# PROBLEM DESCRIPTION
Using the records below, report how many lines hold "IMPOSED", with no extra text.

# DATA IN THIS EXERCISE

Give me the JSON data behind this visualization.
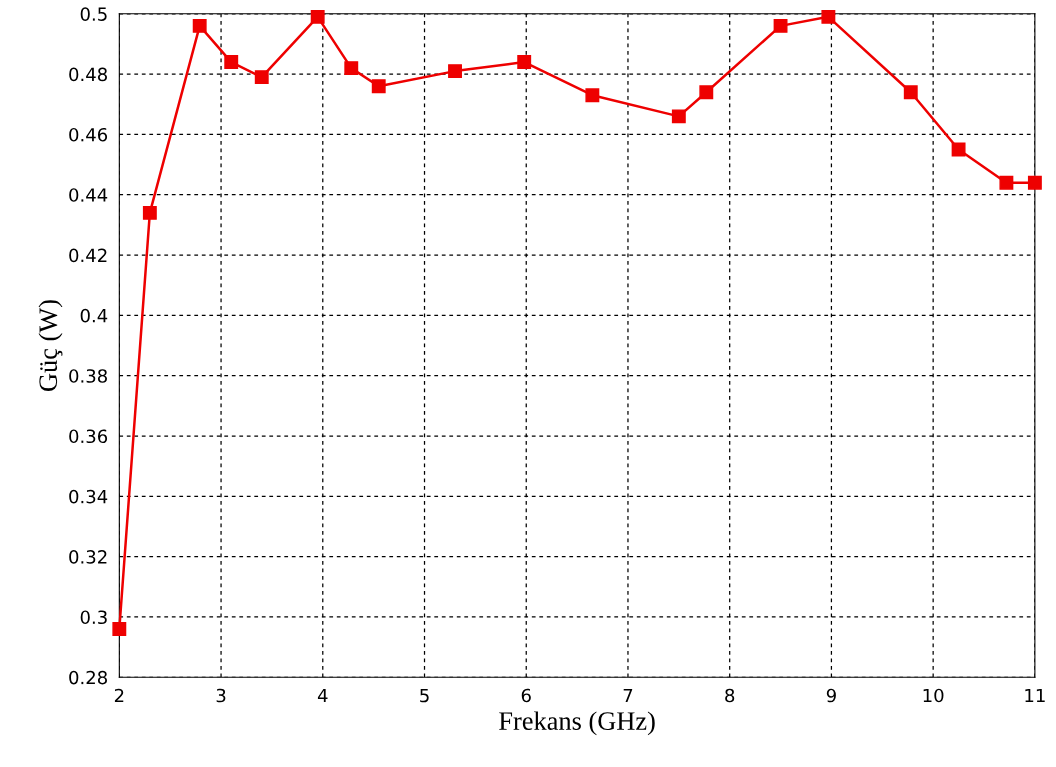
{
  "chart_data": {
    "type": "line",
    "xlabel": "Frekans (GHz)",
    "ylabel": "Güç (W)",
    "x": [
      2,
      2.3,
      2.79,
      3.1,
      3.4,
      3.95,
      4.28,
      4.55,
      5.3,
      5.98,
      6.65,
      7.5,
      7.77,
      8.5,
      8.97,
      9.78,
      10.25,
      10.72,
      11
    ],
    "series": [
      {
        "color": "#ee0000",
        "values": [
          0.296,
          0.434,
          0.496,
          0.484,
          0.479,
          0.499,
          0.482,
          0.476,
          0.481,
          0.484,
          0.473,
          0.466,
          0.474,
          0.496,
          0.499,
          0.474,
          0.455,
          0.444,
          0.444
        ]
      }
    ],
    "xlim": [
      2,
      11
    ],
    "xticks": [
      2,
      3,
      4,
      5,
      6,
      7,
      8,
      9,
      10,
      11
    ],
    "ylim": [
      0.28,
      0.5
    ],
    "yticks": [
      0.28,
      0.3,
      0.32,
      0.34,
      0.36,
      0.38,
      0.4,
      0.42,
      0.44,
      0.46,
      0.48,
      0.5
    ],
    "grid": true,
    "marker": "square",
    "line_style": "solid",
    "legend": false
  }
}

...

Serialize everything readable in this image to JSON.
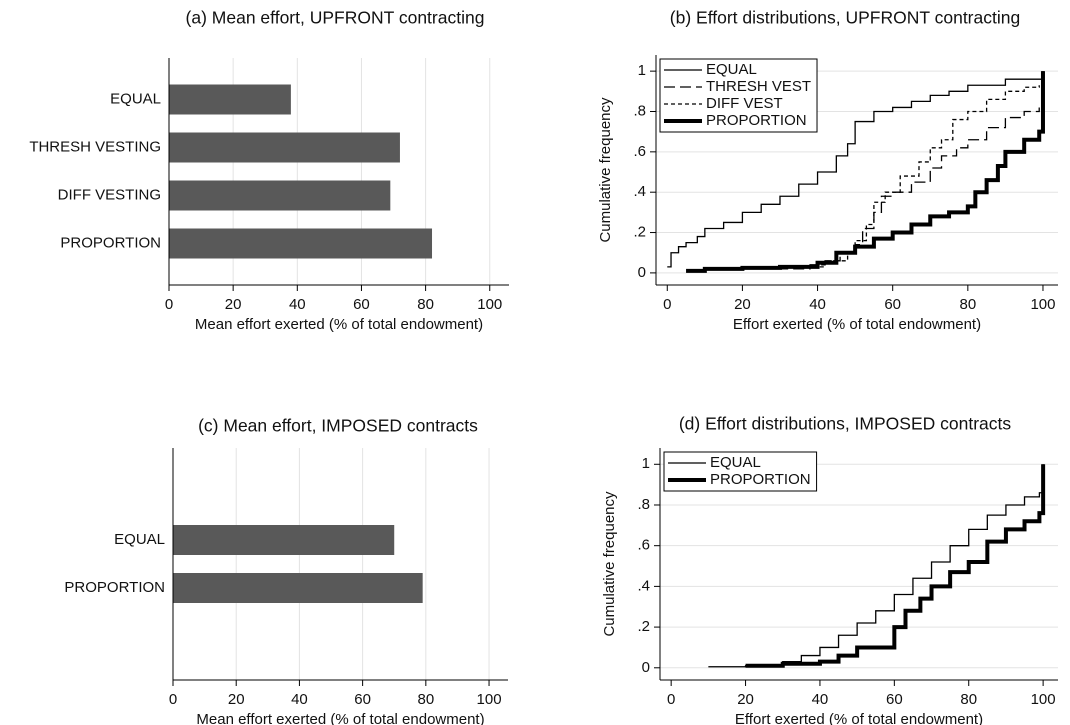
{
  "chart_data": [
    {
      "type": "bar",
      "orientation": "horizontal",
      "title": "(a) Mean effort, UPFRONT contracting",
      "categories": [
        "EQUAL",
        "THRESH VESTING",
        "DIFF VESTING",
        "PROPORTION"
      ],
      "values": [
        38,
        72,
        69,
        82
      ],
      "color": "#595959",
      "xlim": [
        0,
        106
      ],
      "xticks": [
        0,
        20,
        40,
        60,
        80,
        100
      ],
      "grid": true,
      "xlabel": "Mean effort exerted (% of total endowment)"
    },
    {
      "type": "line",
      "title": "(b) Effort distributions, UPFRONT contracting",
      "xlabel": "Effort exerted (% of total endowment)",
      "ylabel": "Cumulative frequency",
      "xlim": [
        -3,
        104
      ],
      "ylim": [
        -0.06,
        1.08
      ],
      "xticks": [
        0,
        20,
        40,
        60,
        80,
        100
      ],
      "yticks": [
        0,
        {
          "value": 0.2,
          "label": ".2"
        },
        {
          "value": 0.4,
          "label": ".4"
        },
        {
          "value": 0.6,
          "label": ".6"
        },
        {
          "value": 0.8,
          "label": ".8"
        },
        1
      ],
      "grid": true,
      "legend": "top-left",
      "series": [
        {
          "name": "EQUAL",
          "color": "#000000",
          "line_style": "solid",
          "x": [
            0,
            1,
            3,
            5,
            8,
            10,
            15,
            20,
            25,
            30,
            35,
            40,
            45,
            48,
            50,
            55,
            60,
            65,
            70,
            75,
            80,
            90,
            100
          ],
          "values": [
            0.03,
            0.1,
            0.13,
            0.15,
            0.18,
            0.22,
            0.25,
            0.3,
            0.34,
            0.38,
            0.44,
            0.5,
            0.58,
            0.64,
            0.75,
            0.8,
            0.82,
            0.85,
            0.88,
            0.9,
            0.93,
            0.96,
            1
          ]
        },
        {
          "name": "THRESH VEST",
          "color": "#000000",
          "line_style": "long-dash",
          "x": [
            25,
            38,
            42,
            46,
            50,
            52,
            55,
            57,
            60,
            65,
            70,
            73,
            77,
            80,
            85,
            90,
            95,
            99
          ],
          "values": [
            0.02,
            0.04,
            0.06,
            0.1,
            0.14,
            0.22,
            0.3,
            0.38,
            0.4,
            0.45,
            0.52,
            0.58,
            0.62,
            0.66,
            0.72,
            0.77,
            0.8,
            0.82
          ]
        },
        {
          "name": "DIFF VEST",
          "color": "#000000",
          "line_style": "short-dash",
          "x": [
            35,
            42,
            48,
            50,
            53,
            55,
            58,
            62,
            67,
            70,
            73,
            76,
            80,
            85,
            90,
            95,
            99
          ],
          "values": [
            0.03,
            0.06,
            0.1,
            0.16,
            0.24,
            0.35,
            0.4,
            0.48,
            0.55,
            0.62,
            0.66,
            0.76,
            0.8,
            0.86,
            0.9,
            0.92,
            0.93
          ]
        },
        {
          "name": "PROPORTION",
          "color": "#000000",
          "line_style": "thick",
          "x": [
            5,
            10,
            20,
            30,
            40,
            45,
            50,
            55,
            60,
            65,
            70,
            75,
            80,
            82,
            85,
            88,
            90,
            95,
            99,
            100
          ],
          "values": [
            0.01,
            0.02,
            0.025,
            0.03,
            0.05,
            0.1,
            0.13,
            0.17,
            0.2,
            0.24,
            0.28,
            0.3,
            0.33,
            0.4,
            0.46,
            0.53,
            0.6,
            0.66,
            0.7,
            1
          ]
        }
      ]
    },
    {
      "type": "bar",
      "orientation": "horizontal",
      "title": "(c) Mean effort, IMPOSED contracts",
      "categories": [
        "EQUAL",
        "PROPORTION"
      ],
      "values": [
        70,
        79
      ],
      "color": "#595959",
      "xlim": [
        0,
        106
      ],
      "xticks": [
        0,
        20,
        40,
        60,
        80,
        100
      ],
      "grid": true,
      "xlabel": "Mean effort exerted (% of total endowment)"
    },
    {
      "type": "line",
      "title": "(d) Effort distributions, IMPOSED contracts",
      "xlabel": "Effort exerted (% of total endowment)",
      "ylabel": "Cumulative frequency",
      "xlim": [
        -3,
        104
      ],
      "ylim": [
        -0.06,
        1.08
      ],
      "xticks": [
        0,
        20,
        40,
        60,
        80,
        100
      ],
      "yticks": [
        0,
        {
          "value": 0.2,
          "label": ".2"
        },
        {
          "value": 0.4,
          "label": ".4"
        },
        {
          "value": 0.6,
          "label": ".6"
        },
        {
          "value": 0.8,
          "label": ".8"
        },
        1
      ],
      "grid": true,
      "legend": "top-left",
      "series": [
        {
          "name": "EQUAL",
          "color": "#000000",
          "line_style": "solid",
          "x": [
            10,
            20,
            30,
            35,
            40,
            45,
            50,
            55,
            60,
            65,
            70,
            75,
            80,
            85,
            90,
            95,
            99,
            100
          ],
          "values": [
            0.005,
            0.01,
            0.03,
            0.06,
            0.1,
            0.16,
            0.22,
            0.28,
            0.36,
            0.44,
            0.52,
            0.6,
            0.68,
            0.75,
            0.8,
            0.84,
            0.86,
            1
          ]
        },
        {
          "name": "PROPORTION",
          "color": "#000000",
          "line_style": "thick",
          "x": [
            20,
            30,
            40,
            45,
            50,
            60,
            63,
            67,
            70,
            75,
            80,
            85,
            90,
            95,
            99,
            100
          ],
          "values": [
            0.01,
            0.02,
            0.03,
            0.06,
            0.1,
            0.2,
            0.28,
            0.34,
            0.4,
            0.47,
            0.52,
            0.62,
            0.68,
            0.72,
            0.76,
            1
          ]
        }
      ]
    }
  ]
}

==

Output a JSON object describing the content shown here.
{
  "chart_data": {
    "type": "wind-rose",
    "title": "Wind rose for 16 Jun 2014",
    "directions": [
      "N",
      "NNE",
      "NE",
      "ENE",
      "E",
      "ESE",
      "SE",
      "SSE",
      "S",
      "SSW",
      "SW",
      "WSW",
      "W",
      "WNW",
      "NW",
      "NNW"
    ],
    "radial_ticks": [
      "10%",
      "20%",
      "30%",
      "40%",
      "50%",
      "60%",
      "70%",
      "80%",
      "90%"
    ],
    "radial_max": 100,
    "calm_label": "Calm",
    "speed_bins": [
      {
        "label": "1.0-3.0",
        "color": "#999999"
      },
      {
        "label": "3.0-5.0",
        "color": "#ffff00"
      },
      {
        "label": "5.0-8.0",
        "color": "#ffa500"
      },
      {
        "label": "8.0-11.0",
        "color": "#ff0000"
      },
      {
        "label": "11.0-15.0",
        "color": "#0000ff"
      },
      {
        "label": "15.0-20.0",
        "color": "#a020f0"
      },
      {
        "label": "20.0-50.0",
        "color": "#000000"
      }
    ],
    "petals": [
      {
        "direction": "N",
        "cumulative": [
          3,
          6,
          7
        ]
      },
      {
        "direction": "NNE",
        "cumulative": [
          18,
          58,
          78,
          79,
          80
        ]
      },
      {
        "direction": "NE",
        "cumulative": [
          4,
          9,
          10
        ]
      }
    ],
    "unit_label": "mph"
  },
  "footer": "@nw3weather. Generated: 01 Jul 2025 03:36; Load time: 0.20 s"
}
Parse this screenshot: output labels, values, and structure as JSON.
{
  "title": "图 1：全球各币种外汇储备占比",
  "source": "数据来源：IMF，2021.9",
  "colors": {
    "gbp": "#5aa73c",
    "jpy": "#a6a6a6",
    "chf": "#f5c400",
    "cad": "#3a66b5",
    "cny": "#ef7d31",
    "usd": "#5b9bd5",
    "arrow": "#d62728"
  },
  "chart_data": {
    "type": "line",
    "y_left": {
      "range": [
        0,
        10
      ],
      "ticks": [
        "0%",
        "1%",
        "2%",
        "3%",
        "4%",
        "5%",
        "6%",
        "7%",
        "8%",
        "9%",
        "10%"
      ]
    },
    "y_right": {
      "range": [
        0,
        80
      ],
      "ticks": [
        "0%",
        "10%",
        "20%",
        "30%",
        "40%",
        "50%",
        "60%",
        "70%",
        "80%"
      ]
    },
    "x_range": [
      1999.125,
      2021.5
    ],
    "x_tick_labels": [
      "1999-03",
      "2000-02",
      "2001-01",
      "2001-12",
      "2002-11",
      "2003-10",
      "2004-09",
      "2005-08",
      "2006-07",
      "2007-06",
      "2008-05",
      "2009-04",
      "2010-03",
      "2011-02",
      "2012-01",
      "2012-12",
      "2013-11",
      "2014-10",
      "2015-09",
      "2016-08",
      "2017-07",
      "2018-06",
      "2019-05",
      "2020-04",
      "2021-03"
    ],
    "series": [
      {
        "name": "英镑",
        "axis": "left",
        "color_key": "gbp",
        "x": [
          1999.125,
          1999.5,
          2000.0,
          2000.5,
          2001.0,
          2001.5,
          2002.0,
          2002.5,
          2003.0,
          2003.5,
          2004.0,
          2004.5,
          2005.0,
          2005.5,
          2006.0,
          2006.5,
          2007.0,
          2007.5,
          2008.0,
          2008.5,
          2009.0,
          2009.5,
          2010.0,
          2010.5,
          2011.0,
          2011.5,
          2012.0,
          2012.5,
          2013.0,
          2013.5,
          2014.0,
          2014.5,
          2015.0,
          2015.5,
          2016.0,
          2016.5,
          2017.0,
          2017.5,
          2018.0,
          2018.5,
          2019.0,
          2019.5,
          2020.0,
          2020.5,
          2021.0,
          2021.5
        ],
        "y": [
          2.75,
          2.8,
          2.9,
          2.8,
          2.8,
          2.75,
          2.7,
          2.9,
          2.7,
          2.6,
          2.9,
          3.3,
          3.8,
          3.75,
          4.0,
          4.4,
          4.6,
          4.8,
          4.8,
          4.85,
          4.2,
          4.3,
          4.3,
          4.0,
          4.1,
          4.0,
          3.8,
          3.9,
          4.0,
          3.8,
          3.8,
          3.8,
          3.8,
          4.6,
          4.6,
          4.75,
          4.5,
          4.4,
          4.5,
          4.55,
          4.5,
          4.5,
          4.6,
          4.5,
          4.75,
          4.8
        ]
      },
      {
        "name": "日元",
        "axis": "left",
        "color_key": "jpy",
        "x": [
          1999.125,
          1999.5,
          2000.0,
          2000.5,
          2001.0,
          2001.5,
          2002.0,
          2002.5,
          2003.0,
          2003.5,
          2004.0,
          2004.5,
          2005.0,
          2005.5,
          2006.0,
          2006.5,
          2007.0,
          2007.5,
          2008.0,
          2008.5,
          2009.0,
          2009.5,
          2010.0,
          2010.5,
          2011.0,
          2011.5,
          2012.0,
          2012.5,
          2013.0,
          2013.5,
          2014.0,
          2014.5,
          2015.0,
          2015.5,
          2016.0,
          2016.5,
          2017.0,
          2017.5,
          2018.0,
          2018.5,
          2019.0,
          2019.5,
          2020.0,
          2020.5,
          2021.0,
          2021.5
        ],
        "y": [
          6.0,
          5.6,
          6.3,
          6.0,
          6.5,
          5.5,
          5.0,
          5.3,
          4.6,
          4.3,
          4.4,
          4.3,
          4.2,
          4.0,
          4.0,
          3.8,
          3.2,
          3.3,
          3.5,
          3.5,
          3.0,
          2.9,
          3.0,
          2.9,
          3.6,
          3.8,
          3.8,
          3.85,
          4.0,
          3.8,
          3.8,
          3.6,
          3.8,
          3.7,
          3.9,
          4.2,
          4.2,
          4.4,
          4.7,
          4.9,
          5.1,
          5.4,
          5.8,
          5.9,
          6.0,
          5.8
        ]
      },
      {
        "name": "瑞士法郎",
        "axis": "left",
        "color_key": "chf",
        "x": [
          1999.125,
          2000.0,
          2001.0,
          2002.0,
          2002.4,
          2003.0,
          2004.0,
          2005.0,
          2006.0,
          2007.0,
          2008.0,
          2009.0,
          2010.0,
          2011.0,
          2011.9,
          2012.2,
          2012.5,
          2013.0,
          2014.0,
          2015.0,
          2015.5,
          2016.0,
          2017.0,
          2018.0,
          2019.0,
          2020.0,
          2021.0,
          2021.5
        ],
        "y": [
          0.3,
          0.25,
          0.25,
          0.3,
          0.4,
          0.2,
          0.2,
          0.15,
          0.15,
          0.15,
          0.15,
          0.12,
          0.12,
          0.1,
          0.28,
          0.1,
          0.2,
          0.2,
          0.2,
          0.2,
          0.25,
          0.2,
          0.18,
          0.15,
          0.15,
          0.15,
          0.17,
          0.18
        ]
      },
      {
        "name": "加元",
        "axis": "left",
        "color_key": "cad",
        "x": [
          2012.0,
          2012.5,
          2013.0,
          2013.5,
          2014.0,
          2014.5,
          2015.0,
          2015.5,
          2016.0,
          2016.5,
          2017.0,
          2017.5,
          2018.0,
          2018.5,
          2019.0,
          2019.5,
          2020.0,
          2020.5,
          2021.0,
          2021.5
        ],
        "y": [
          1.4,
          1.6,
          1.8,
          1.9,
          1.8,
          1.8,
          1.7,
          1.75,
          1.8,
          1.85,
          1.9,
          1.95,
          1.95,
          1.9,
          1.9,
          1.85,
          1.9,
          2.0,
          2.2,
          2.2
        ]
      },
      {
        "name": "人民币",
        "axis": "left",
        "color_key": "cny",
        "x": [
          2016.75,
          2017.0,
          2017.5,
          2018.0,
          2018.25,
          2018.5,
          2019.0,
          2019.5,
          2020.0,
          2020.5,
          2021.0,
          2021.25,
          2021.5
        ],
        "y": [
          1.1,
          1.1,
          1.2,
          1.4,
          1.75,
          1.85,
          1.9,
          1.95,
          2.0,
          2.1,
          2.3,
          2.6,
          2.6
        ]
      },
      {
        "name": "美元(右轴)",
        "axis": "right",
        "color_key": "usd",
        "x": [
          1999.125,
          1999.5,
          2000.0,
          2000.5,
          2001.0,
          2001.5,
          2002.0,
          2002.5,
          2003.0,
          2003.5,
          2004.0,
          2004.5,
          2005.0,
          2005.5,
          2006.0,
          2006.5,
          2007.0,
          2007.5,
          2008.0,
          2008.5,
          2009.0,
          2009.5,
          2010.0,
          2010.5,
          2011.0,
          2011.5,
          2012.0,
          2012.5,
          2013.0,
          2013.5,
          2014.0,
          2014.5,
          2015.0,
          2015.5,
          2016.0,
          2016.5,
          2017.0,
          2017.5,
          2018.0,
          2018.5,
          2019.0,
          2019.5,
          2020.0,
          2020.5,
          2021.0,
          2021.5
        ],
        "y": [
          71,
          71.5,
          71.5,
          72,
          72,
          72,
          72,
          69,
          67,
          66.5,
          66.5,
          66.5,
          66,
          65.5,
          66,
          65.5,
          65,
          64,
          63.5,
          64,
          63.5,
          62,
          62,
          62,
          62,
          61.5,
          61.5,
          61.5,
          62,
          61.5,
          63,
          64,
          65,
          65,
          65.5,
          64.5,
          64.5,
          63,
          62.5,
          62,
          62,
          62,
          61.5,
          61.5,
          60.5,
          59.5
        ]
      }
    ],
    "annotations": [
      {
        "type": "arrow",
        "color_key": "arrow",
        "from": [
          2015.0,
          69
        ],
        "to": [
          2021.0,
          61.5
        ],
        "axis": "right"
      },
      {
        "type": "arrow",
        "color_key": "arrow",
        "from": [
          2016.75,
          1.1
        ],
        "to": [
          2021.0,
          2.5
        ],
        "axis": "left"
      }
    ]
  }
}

# WRITTEN SOLUTION
2